◆ **Given records**:
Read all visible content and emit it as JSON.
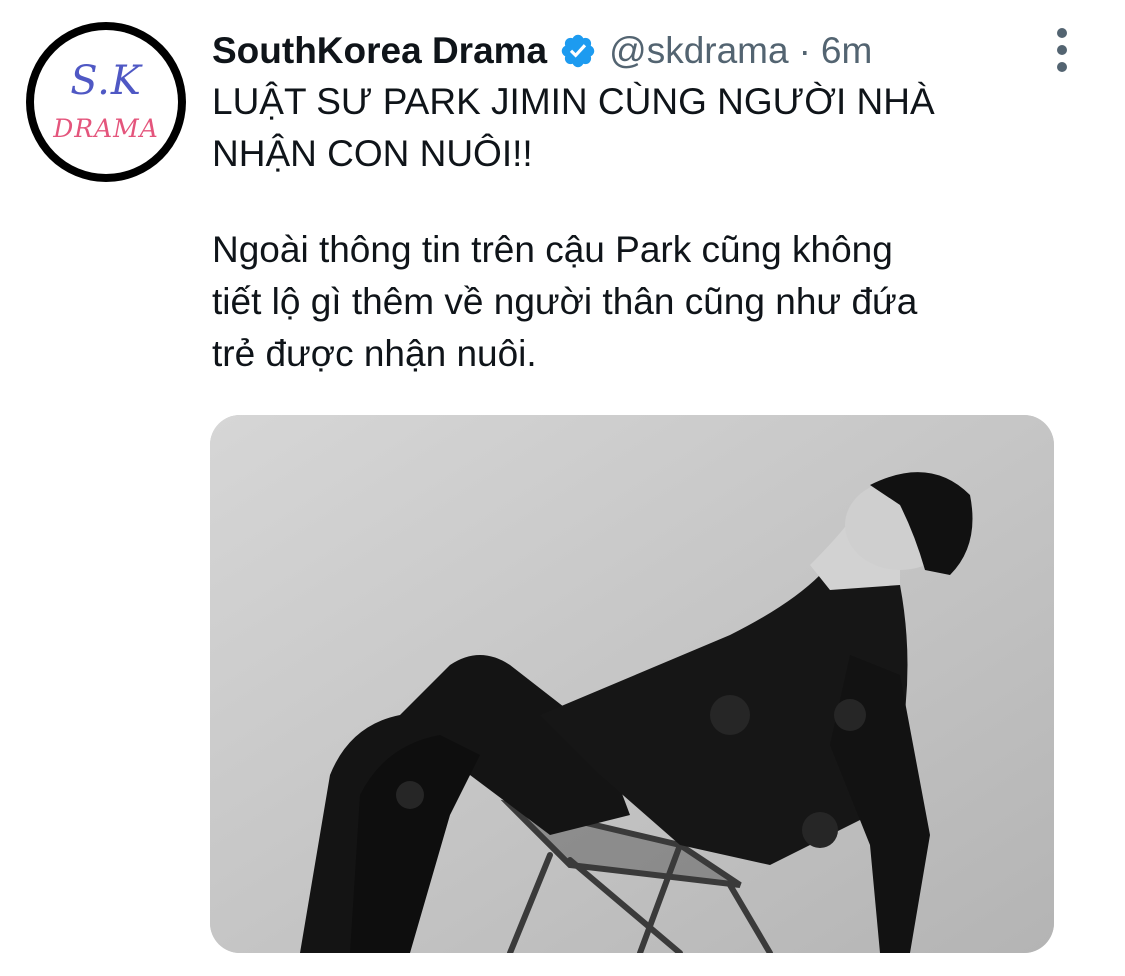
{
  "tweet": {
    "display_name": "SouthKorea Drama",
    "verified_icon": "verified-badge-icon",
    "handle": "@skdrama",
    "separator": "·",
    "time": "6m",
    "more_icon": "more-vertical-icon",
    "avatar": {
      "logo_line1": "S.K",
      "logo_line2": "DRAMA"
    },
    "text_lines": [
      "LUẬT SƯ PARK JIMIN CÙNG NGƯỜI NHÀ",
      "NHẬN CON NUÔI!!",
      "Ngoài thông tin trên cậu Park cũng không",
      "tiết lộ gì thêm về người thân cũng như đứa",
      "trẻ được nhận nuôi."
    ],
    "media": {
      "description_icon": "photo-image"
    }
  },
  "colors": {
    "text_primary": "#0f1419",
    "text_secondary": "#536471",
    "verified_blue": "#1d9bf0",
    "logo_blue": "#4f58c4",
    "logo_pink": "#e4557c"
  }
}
---
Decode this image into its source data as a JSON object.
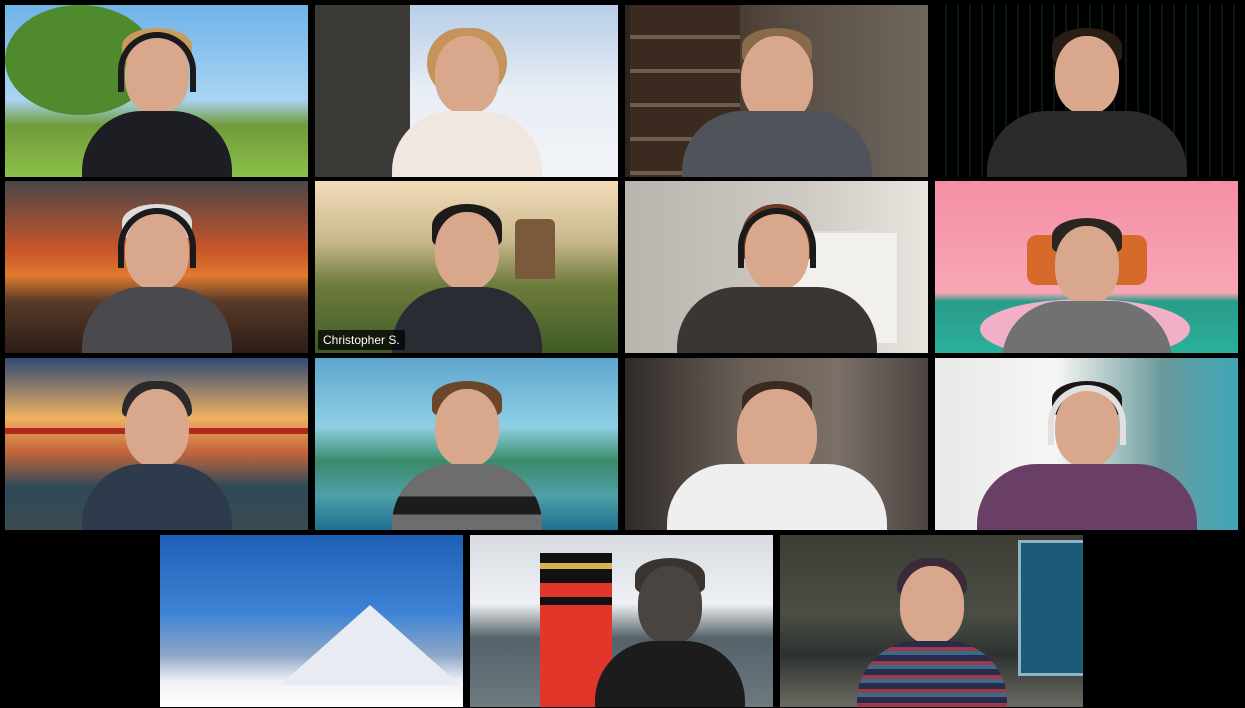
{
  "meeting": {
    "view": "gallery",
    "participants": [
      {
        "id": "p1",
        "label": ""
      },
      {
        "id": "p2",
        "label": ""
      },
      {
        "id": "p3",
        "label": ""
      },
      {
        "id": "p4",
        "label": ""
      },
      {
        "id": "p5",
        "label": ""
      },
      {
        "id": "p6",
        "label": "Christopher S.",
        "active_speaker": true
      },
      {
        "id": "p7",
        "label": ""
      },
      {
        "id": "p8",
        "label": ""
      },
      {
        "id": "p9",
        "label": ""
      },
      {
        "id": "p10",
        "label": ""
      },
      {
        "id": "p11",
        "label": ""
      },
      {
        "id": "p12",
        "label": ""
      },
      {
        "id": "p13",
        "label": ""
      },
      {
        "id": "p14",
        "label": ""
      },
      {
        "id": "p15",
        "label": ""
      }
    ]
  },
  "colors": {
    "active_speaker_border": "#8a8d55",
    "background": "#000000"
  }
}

◆ **Exercise task**: Consider the entries above and return each line with the string "JSON".

◆ **Result**:
Read all visible content and emit it as JSON.
Decode this image into its source data as a JSON object.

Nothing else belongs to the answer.